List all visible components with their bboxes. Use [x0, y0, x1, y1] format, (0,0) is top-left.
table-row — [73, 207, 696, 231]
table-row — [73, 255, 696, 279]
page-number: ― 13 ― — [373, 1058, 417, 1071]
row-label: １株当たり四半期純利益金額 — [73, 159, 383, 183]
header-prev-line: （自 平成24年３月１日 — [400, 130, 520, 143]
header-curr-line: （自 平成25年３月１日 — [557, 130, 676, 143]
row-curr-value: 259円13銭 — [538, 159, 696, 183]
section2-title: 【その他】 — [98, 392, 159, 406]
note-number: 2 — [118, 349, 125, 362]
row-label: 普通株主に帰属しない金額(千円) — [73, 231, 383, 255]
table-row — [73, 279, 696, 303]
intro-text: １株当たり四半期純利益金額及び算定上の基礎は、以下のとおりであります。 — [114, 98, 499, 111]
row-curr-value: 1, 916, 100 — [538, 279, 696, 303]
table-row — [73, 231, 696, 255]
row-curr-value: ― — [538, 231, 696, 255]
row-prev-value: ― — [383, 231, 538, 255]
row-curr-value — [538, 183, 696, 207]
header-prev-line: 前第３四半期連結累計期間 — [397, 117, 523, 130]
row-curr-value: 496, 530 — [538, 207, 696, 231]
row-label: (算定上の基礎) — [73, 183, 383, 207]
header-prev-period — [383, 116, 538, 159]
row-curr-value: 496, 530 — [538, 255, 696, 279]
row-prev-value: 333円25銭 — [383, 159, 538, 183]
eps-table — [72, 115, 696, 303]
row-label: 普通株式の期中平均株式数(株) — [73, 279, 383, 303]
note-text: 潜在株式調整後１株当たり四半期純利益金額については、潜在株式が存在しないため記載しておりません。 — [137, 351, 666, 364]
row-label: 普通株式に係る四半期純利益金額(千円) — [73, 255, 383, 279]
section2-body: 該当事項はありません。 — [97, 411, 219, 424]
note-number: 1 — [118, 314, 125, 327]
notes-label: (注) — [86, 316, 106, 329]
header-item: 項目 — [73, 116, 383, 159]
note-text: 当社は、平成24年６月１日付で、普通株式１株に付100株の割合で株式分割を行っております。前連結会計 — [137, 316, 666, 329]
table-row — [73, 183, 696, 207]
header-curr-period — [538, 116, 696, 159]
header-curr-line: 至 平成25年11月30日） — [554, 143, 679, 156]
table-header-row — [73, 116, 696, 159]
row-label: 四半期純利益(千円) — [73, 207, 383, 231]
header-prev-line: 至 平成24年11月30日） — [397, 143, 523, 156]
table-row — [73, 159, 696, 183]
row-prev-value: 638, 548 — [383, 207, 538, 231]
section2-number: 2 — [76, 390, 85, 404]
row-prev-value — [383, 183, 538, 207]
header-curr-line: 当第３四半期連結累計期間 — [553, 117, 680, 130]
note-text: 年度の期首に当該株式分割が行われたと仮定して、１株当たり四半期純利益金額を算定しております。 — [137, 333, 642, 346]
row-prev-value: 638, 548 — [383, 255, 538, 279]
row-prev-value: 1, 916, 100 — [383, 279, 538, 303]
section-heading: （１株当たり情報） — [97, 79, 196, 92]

→ **Request**:
Reproduce every line of the listing above verbatim, from the first to the last, without changing any character.

→ **Result**:
List all visible components with their bboxes. Use [x0, y0, x1, y1] format, (0,0) is top-left.
table-row — [73, 207, 696, 231]
table-row — [73, 255, 696, 279]
page-number: ― 13 ― — [373, 1058, 417, 1071]
row-label: １株当たり四半期純利益金額 — [73, 159, 383, 183]
header-prev-line: （自 平成24年３月１日 — [400, 130, 520, 143]
header-curr-line: （自 平成25年３月１日 — [557, 130, 676, 143]
row-curr-value: 259円13銭 — [538, 159, 696, 183]
section2-title: 【その他】 — [98, 392, 159, 406]
note-number: 2 — [118, 349, 125, 362]
row-label: 普通株主に帰属しない金額(千円) — [73, 231, 383, 255]
table-row — [73, 279, 696, 303]
intro-text: １株当たり四半期純利益金額及び算定上の基礎は、以下のとおりであります。 — [114, 98, 499, 111]
row-curr-value: 1, 916, 100 — [538, 279, 696, 303]
table-row — [73, 231, 696, 255]
row-curr-value: ― — [538, 231, 696, 255]
row-prev-value: ― — [383, 231, 538, 255]
row-curr-value — [538, 183, 696, 207]
header-prev-line: 前第３四半期連結累計期間 — [397, 117, 523, 130]
row-curr-value: 496, 530 — [538, 207, 696, 231]
row-label: (算定上の基礎) — [73, 183, 383, 207]
header-prev-period — [383, 116, 538, 159]
row-curr-value: 496, 530 — [538, 255, 696, 279]
row-prev-value: 333円25銭 — [383, 159, 538, 183]
eps-table — [72, 115, 696, 303]
row-label: 普通株式の期中平均株式数(株) — [73, 279, 383, 303]
note-text: 潜在株式調整後１株当たり四半期純利益金額については、潜在株式が存在しないため記載しておりません。 — [137, 351, 666, 364]
row-label: 普通株式に係る四半期純利益金額(千円) — [73, 255, 383, 279]
section2-body: 該当事項はありません。 — [97, 411, 219, 424]
note-number: 1 — [118, 314, 125, 327]
notes-label: (注) — [86, 316, 106, 329]
header-item: 項目 — [73, 116, 383, 159]
note-text: 当社は、平成24年６月１日付で、普通株式１株に付100株の割合で株式分割を行っております。前連結会計 — [137, 316, 666, 329]
table-row — [73, 183, 696, 207]
header-curr-period — [538, 116, 696, 159]
header-curr-line: 至 平成25年11月30日） — [554, 143, 679, 156]
table-header-row — [73, 116, 696, 159]
row-label: 四半期純利益(千円) — [73, 207, 383, 231]
header-prev-line: 至 平成24年11月30日） — [397, 143, 523, 156]
table-row — [73, 159, 696, 183]
row-prev-value: 638, 548 — [383, 207, 538, 231]
section2-number: 2 — [76, 390, 85, 404]
row-prev-value — [383, 183, 538, 207]
header-curr-line: 当第３四半期連結累計期間 — [553, 117, 680, 130]
note-text: 年度の期首に当該株式分割が行われたと仮定して、１株当たり四半期純利益金額を算定しております。 — [137, 333, 642, 346]
row-prev-value: 638, 548 — [383, 255, 538, 279]
row-prev-value: 1, 916, 100 — [383, 279, 538, 303]
section-heading: （１株当たり情報） — [97, 79, 196, 92]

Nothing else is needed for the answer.